Given problem:
Examine the entries below, count the lines holding the string "Wheel", and respond with the number only.

Dataset excerpts:
※ ※ ※

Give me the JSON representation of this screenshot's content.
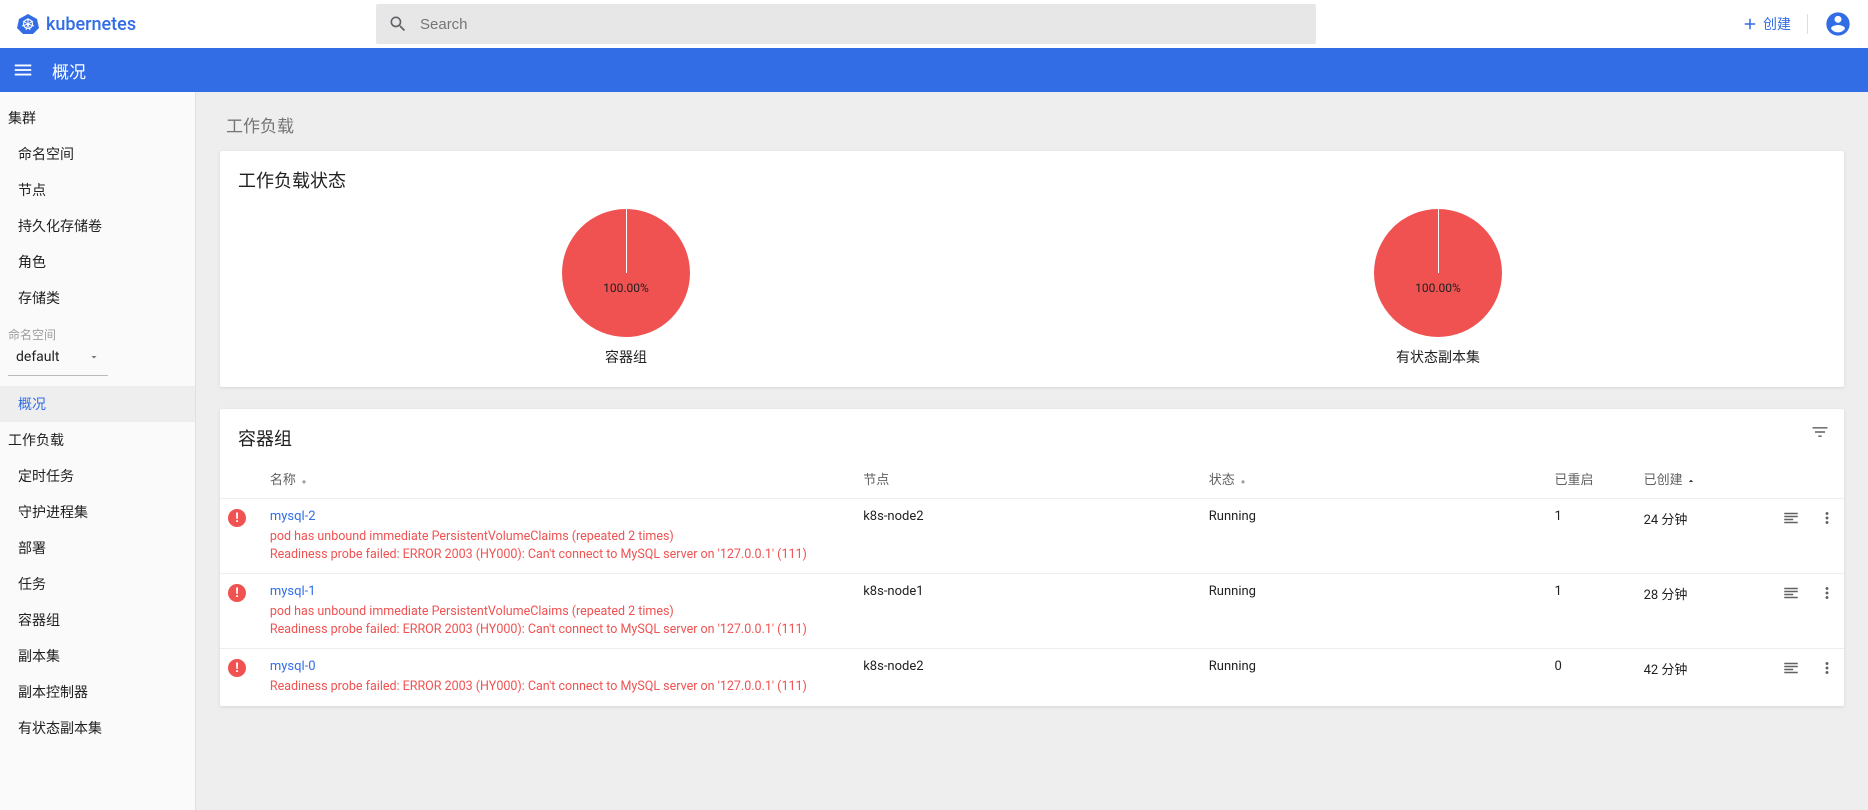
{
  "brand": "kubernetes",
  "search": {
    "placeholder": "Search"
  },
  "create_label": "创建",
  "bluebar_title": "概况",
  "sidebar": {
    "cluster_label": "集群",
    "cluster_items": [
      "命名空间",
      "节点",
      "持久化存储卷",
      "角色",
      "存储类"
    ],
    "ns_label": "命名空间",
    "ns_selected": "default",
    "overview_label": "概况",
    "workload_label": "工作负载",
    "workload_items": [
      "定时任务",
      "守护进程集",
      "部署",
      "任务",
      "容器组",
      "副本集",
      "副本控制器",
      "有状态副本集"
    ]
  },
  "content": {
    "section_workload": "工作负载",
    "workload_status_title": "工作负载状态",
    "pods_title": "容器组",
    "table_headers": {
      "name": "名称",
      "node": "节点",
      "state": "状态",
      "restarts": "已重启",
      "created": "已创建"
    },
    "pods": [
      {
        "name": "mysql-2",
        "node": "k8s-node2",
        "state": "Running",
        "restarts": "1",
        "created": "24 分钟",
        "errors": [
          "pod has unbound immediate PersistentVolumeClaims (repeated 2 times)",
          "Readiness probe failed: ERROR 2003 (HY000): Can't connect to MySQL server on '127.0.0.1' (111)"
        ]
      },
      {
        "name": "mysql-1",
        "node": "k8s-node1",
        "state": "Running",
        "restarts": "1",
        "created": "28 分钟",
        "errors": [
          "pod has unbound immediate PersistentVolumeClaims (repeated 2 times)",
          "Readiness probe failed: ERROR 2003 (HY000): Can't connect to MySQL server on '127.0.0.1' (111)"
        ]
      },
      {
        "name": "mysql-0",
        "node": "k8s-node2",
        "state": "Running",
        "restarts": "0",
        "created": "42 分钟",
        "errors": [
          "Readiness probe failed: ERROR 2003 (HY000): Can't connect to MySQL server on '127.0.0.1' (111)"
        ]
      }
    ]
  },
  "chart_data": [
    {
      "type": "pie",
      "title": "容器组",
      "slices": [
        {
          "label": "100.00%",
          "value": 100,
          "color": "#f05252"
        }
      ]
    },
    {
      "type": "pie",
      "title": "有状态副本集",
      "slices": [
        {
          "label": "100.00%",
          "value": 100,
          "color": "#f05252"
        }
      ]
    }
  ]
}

※ ※ ※

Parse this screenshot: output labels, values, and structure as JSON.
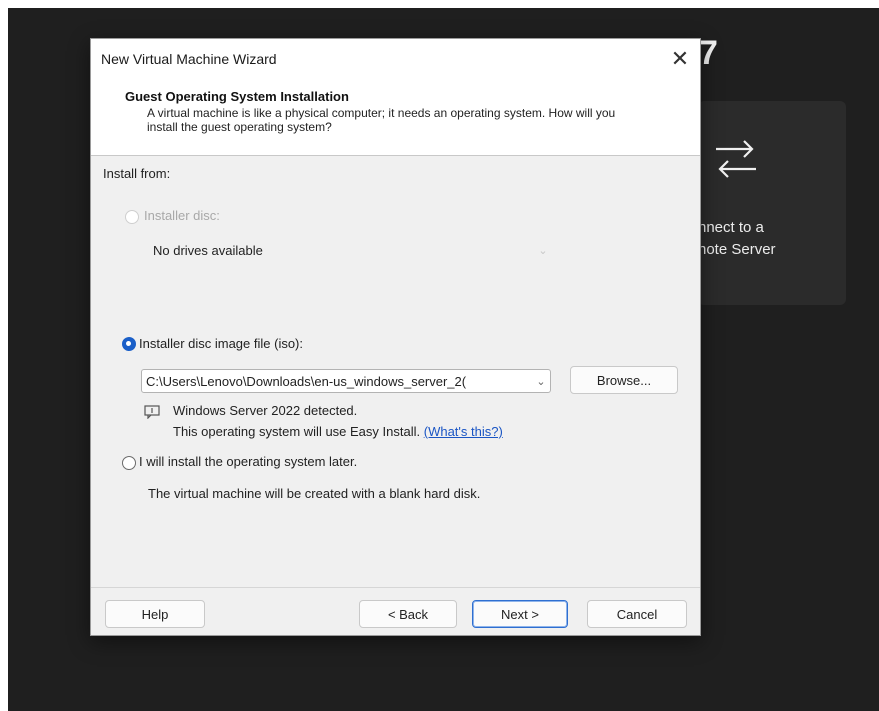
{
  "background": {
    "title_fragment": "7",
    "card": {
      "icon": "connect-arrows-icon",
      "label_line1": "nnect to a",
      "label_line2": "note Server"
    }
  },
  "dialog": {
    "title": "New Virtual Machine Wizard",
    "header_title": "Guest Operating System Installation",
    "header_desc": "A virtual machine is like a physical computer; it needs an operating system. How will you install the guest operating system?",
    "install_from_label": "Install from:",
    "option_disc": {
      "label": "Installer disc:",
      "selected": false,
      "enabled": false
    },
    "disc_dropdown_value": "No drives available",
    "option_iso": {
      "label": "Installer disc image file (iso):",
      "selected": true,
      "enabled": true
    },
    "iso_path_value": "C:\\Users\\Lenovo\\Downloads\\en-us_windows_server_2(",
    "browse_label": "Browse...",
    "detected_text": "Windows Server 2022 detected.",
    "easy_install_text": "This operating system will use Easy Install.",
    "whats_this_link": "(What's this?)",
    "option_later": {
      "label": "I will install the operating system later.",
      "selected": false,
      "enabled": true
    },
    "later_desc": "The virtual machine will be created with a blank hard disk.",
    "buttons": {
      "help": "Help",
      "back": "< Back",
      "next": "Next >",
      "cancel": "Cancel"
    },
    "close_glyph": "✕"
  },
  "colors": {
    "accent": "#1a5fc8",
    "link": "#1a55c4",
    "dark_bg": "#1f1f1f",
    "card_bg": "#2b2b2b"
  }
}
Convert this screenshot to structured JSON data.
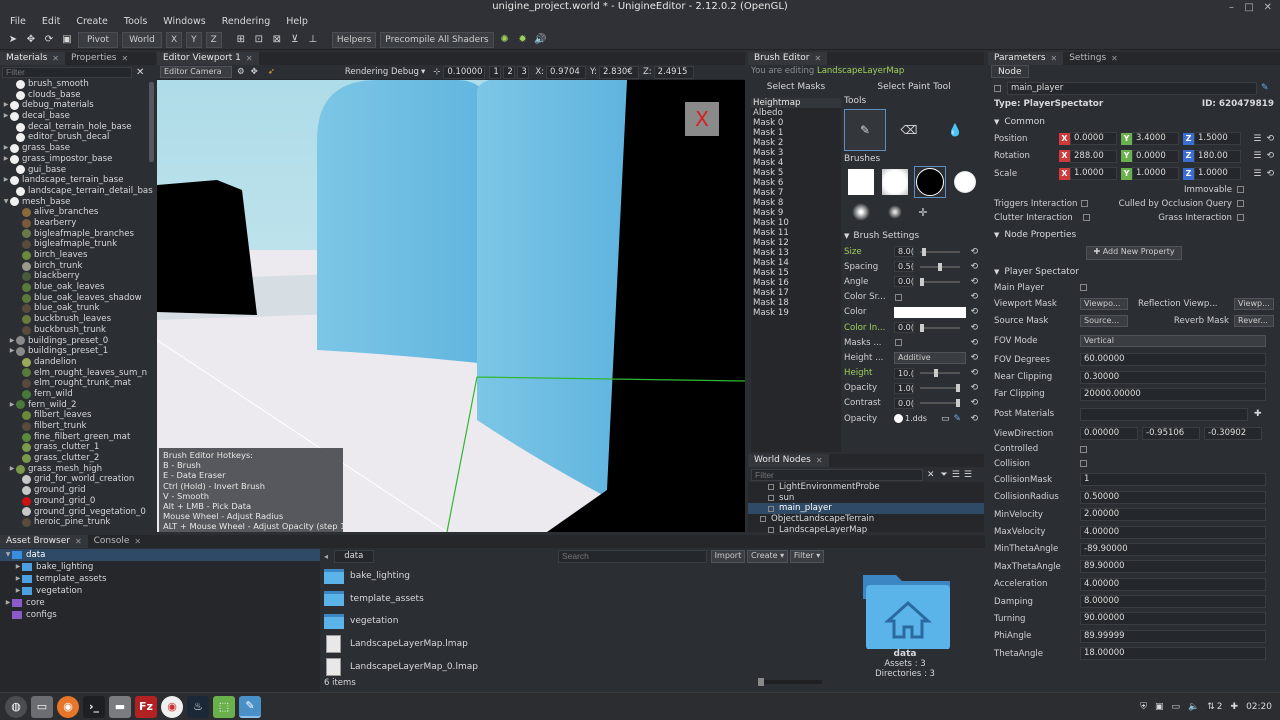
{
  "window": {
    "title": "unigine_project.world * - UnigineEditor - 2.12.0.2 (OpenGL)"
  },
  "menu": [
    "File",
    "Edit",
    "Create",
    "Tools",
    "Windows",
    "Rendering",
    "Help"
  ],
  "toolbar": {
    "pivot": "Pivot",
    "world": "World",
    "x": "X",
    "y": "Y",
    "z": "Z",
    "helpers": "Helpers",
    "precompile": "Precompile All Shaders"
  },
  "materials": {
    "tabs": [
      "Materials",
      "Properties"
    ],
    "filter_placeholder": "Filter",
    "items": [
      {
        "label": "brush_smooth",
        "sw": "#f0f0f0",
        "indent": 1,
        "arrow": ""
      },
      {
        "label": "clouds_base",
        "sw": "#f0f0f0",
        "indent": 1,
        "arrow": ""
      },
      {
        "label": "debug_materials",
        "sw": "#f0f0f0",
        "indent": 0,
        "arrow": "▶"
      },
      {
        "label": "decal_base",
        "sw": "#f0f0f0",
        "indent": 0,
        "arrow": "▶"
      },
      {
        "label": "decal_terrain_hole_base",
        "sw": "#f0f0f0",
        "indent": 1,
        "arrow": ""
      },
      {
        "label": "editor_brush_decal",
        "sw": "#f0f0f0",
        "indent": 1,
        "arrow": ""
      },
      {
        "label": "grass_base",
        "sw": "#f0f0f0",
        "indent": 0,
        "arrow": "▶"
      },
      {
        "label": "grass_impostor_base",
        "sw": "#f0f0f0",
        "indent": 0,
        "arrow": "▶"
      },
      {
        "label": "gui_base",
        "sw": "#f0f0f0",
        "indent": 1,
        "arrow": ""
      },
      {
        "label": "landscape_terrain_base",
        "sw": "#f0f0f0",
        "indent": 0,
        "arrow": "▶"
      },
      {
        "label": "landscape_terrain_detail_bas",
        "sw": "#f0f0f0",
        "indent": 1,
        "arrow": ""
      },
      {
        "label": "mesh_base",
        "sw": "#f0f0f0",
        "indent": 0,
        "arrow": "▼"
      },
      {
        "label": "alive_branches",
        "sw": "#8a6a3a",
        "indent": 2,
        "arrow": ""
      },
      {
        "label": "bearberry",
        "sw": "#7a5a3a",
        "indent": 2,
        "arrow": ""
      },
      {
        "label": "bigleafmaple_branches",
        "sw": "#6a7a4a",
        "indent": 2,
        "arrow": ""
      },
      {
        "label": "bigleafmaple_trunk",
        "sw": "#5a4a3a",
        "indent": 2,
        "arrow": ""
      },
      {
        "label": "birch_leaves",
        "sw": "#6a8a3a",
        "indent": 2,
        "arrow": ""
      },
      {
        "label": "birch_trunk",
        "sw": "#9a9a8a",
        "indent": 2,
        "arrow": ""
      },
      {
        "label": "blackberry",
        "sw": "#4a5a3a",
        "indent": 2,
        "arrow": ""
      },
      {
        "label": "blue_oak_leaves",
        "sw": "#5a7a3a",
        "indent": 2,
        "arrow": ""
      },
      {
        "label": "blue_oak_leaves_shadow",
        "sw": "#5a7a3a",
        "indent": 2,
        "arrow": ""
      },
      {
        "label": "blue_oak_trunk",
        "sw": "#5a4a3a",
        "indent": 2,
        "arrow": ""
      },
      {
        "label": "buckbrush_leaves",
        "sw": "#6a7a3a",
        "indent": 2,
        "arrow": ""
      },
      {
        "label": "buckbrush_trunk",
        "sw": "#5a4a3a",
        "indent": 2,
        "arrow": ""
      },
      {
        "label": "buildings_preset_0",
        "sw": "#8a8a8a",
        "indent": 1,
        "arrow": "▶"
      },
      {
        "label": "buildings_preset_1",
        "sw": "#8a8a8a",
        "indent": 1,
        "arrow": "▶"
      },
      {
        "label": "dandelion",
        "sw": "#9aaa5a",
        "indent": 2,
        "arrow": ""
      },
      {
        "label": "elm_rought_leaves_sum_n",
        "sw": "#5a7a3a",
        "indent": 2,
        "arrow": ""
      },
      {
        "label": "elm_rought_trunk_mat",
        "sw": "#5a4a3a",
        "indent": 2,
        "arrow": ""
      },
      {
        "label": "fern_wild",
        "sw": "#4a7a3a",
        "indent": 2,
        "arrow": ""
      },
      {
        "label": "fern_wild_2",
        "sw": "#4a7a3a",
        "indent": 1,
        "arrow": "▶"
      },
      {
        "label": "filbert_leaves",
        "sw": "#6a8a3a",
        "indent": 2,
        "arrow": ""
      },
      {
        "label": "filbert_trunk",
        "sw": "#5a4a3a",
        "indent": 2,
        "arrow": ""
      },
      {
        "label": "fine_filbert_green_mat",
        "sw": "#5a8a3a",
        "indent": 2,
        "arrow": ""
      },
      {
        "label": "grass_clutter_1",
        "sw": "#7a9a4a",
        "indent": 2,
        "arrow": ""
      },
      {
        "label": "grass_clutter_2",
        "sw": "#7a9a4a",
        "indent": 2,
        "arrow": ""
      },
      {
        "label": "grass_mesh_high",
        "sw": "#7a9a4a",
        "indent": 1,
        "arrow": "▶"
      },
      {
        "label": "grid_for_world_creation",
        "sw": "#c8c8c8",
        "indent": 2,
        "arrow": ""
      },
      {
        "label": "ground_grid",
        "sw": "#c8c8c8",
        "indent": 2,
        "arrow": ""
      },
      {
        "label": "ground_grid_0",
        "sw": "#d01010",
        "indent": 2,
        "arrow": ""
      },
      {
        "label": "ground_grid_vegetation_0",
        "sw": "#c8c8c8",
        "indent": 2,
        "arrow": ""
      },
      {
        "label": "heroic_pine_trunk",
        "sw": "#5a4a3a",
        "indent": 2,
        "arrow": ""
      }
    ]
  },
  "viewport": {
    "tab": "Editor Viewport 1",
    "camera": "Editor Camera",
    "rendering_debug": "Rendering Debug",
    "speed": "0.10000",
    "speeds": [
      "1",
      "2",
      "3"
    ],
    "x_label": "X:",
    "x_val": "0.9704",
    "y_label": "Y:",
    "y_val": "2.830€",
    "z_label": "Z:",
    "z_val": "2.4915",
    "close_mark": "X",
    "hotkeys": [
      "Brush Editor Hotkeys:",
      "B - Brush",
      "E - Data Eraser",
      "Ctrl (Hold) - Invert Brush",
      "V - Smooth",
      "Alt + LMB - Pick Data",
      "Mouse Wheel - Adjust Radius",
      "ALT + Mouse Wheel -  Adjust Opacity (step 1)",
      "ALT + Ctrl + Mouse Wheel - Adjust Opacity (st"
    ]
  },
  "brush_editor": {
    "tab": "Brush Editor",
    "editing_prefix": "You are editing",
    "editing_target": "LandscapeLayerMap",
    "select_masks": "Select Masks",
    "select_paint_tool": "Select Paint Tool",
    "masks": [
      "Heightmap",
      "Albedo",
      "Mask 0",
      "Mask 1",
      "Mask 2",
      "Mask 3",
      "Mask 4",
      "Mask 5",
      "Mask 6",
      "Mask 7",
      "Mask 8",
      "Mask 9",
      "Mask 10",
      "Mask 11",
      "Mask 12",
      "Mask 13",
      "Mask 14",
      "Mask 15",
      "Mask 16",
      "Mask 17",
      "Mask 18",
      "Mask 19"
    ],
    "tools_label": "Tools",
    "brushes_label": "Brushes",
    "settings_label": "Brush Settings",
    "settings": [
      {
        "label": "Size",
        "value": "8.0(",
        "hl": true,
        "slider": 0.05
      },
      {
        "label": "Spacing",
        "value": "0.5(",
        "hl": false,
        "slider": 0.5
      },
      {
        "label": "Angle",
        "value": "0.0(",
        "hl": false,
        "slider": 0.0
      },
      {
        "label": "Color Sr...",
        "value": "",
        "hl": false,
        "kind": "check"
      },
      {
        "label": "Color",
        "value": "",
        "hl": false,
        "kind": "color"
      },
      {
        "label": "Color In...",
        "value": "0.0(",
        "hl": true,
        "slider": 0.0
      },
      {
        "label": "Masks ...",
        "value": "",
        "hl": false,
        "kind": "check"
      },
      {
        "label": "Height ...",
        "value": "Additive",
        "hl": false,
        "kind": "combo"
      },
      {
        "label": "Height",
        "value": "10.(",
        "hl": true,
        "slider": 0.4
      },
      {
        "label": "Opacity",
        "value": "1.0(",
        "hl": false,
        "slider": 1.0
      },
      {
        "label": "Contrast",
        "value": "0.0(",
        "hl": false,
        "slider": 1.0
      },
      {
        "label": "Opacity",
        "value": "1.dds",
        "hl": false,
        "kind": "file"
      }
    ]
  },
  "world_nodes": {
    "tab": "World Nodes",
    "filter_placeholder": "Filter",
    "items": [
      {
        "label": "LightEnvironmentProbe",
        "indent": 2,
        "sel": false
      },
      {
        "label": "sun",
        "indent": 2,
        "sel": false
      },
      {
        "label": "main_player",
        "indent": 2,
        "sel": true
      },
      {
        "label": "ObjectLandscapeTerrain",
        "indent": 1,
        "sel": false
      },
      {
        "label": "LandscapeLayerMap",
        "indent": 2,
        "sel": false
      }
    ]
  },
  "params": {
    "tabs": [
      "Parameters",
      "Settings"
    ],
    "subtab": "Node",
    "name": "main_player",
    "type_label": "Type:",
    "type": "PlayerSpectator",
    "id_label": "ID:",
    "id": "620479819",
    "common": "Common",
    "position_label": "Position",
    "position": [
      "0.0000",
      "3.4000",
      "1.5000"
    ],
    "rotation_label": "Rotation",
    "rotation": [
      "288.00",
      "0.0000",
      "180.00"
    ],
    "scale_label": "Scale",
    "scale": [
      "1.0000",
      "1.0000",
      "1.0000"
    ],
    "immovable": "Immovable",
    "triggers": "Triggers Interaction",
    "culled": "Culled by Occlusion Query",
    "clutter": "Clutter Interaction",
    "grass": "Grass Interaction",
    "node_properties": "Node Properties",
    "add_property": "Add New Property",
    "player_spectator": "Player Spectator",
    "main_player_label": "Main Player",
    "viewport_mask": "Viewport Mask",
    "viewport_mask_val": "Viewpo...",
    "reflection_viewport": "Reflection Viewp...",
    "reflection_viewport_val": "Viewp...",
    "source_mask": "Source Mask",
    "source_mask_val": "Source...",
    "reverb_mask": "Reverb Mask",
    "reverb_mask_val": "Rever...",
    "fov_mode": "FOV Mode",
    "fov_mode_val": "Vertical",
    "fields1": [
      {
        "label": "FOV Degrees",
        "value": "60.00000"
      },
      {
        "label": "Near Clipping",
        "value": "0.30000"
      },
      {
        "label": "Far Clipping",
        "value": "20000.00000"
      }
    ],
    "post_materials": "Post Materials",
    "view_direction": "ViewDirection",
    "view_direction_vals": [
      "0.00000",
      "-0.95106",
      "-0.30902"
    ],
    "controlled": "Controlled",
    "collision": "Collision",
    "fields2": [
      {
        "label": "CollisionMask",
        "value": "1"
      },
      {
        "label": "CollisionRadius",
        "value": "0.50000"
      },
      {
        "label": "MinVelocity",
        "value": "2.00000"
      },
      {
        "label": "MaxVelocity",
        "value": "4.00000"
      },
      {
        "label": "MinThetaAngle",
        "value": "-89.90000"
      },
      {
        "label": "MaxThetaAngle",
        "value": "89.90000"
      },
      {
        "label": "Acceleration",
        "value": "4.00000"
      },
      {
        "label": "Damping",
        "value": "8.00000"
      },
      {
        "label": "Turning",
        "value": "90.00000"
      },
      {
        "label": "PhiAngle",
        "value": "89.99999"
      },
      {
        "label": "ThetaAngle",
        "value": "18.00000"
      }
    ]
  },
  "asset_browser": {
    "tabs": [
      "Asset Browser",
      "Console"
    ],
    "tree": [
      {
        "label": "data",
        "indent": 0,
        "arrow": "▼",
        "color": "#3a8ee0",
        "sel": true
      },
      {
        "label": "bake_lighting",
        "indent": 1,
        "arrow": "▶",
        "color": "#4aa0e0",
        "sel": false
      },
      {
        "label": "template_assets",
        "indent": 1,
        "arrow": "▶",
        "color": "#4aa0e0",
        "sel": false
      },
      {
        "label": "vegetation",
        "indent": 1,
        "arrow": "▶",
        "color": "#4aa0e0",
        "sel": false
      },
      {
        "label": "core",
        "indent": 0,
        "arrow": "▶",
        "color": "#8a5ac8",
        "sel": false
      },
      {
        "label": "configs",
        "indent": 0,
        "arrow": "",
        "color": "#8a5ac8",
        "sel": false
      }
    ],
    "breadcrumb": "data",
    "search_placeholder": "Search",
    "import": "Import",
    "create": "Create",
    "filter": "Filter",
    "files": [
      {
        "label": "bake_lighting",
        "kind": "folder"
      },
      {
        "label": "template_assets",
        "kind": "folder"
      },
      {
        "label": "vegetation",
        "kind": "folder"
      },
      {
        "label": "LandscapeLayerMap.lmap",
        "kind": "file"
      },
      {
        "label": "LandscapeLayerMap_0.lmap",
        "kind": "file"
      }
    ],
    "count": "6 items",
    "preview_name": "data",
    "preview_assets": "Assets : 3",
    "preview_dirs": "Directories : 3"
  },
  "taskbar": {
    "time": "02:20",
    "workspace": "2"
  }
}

※ ※ ※

Exercise response:
3